Rows from a dataset

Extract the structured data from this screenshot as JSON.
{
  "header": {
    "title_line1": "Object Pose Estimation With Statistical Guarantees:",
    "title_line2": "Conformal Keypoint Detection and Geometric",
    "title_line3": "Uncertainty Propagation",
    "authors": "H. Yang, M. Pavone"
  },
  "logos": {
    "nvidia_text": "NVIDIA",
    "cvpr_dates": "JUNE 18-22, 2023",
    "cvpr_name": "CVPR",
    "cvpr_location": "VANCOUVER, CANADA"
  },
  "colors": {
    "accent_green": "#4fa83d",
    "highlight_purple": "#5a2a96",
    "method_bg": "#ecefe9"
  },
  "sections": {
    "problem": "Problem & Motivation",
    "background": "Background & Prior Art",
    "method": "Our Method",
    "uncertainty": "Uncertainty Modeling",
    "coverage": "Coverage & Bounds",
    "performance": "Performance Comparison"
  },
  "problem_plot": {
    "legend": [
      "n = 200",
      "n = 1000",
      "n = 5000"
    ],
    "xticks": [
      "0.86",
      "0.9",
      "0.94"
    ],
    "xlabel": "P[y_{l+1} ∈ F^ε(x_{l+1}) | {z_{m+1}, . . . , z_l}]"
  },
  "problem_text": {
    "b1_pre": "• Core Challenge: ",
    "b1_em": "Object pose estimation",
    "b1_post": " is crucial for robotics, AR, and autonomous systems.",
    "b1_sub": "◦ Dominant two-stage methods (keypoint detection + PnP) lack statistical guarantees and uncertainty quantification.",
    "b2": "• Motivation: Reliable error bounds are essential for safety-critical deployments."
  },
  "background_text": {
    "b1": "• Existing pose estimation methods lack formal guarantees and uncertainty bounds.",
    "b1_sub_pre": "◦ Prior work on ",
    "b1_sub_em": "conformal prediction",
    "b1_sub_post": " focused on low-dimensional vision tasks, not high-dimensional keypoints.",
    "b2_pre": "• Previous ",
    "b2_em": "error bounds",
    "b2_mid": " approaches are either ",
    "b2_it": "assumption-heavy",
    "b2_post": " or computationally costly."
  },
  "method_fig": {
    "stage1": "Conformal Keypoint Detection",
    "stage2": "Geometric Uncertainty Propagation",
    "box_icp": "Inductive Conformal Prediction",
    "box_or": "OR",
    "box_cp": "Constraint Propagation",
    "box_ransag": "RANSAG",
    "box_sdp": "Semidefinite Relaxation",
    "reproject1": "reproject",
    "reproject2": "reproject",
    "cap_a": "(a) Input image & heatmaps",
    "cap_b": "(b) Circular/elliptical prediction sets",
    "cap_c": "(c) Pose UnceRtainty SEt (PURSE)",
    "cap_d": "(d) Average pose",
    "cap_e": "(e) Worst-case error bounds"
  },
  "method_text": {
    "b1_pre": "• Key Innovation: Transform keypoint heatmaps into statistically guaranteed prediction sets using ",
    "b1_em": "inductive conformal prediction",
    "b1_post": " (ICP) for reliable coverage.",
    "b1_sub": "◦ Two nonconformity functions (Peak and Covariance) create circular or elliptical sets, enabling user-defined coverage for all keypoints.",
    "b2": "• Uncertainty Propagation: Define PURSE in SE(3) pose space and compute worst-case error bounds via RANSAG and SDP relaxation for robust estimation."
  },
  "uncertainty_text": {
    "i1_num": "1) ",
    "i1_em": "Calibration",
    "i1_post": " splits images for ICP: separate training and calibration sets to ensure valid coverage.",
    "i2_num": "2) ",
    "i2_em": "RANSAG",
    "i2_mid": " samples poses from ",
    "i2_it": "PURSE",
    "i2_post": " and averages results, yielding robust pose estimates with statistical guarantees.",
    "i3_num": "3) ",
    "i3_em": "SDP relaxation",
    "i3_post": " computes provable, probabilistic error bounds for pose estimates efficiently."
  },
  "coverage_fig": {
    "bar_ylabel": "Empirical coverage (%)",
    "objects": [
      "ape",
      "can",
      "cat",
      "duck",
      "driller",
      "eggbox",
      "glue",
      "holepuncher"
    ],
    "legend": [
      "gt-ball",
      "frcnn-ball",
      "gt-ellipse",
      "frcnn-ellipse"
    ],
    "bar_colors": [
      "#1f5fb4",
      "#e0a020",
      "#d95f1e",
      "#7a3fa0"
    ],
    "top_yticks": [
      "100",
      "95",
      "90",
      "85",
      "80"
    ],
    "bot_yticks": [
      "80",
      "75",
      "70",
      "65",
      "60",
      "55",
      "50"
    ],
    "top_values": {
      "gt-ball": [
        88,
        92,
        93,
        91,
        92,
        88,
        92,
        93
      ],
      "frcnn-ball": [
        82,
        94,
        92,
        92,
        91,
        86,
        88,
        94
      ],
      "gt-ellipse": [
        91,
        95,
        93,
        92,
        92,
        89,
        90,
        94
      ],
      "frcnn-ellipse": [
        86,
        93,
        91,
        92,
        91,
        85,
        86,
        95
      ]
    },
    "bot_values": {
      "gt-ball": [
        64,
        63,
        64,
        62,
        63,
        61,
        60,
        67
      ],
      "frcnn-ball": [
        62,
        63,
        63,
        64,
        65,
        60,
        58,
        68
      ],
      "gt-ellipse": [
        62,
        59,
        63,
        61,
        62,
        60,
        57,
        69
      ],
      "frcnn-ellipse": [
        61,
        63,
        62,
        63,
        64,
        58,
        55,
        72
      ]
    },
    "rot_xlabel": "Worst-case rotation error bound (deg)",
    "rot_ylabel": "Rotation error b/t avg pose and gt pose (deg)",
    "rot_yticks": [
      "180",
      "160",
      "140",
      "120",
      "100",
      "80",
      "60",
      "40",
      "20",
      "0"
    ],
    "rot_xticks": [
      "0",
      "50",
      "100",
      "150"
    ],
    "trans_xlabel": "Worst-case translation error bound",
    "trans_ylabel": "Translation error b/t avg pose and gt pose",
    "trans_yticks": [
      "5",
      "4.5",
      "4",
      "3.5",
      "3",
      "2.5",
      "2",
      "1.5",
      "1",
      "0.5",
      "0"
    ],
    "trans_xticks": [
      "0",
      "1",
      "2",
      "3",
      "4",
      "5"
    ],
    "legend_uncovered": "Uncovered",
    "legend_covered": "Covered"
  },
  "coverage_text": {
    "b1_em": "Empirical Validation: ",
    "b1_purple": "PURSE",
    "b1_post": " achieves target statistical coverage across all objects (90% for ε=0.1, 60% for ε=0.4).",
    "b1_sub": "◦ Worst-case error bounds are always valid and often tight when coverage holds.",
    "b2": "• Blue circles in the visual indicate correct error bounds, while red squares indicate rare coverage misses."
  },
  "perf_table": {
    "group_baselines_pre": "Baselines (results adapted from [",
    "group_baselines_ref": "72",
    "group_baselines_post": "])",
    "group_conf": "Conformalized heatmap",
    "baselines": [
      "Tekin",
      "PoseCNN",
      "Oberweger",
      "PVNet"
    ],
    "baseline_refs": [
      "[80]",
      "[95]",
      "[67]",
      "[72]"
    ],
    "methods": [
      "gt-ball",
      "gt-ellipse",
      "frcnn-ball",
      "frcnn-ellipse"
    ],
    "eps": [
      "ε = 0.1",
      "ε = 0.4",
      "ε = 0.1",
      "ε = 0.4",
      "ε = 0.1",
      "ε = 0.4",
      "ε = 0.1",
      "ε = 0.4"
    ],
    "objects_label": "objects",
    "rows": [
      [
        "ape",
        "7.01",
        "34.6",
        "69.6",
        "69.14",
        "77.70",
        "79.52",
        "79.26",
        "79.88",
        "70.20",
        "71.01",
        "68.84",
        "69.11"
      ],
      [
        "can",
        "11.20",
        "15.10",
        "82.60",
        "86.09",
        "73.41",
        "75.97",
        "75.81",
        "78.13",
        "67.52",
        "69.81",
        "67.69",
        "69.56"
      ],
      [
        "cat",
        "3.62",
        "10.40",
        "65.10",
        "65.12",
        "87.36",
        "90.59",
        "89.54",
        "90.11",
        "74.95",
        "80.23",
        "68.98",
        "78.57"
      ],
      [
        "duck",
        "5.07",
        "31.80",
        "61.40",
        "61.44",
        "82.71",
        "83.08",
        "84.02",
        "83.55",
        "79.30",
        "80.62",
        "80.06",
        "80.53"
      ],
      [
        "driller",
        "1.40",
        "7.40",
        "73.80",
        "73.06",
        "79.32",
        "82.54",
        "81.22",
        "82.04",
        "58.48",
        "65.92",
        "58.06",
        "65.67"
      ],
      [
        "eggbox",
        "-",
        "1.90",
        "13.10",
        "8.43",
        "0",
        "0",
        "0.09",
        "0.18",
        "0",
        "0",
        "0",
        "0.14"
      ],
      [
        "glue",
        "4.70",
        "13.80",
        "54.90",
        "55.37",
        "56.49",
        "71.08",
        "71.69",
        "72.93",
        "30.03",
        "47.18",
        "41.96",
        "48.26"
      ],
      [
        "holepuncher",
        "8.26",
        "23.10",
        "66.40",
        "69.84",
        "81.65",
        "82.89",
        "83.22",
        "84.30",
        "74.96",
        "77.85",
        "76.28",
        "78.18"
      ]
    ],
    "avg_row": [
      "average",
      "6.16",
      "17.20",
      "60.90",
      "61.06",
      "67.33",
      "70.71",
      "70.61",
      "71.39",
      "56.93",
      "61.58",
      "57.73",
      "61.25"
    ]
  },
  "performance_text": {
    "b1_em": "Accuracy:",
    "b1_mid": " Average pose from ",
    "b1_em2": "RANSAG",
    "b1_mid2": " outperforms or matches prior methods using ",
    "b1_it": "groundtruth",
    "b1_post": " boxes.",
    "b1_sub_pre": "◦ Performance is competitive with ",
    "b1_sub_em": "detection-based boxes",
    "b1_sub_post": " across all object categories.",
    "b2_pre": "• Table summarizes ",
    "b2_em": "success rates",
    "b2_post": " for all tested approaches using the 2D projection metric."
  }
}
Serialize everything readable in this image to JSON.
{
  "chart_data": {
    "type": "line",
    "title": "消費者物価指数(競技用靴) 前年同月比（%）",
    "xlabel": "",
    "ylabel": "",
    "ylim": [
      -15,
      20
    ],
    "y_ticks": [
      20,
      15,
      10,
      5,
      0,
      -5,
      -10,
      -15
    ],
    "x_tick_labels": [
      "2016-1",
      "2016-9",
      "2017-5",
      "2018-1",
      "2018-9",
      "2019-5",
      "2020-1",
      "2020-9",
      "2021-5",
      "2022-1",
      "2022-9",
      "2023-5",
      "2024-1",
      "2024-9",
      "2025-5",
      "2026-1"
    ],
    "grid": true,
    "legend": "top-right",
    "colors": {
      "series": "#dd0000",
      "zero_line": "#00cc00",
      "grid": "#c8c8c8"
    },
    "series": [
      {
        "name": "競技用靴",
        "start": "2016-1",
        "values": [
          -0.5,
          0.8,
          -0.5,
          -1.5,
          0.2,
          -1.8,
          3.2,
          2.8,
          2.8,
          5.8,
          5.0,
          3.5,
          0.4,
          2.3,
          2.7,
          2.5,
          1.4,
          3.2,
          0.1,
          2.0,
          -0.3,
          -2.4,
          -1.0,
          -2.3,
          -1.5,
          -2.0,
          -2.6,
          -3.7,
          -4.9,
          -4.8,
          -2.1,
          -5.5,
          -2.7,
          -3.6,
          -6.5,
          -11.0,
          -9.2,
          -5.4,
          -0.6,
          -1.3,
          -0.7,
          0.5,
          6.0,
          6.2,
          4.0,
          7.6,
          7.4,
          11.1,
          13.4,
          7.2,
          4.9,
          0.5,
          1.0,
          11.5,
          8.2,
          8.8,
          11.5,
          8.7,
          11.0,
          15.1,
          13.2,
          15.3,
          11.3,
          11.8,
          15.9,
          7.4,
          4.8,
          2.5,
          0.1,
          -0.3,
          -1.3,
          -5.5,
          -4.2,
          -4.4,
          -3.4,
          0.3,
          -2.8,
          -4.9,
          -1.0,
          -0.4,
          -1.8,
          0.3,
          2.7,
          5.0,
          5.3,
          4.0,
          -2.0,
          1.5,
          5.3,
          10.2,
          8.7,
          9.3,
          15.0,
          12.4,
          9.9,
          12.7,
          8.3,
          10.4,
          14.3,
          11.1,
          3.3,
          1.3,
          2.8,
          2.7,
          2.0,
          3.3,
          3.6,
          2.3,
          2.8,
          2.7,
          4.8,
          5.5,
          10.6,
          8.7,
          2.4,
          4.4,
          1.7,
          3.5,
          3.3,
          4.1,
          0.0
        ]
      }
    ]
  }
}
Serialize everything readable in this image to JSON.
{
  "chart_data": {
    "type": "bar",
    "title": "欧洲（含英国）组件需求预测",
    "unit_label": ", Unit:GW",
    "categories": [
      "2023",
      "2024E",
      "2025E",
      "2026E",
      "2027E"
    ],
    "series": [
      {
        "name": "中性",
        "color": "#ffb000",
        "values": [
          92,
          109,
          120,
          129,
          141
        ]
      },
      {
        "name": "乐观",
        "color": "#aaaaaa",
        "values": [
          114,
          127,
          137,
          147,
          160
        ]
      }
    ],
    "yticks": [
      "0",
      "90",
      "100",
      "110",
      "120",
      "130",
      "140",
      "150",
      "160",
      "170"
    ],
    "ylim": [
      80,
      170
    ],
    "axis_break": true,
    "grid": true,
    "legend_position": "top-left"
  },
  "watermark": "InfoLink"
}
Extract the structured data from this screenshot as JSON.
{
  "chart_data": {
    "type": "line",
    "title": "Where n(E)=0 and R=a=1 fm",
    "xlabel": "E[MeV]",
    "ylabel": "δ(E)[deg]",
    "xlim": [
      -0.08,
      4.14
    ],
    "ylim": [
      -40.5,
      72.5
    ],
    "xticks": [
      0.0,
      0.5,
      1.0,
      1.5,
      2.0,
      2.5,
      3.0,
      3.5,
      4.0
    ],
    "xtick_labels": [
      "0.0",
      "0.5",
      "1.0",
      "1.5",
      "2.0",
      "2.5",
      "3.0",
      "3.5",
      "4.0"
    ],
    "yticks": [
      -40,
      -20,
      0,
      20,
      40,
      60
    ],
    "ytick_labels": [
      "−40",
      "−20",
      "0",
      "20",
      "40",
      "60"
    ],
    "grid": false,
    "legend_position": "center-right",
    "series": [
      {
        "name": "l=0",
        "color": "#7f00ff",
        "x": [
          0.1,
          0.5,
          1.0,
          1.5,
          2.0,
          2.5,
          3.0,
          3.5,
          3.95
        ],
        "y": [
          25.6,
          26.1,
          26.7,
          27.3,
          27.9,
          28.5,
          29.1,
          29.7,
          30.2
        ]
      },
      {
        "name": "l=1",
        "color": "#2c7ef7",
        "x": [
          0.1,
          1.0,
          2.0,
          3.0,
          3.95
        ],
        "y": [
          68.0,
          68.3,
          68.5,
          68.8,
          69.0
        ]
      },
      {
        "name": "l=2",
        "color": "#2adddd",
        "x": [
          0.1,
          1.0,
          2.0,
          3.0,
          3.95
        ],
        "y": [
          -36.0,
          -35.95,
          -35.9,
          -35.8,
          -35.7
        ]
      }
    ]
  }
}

▶ Exercise
Among the lines of the material above, how many include the string "methods"? Report only that number.

▶ Response to the task
4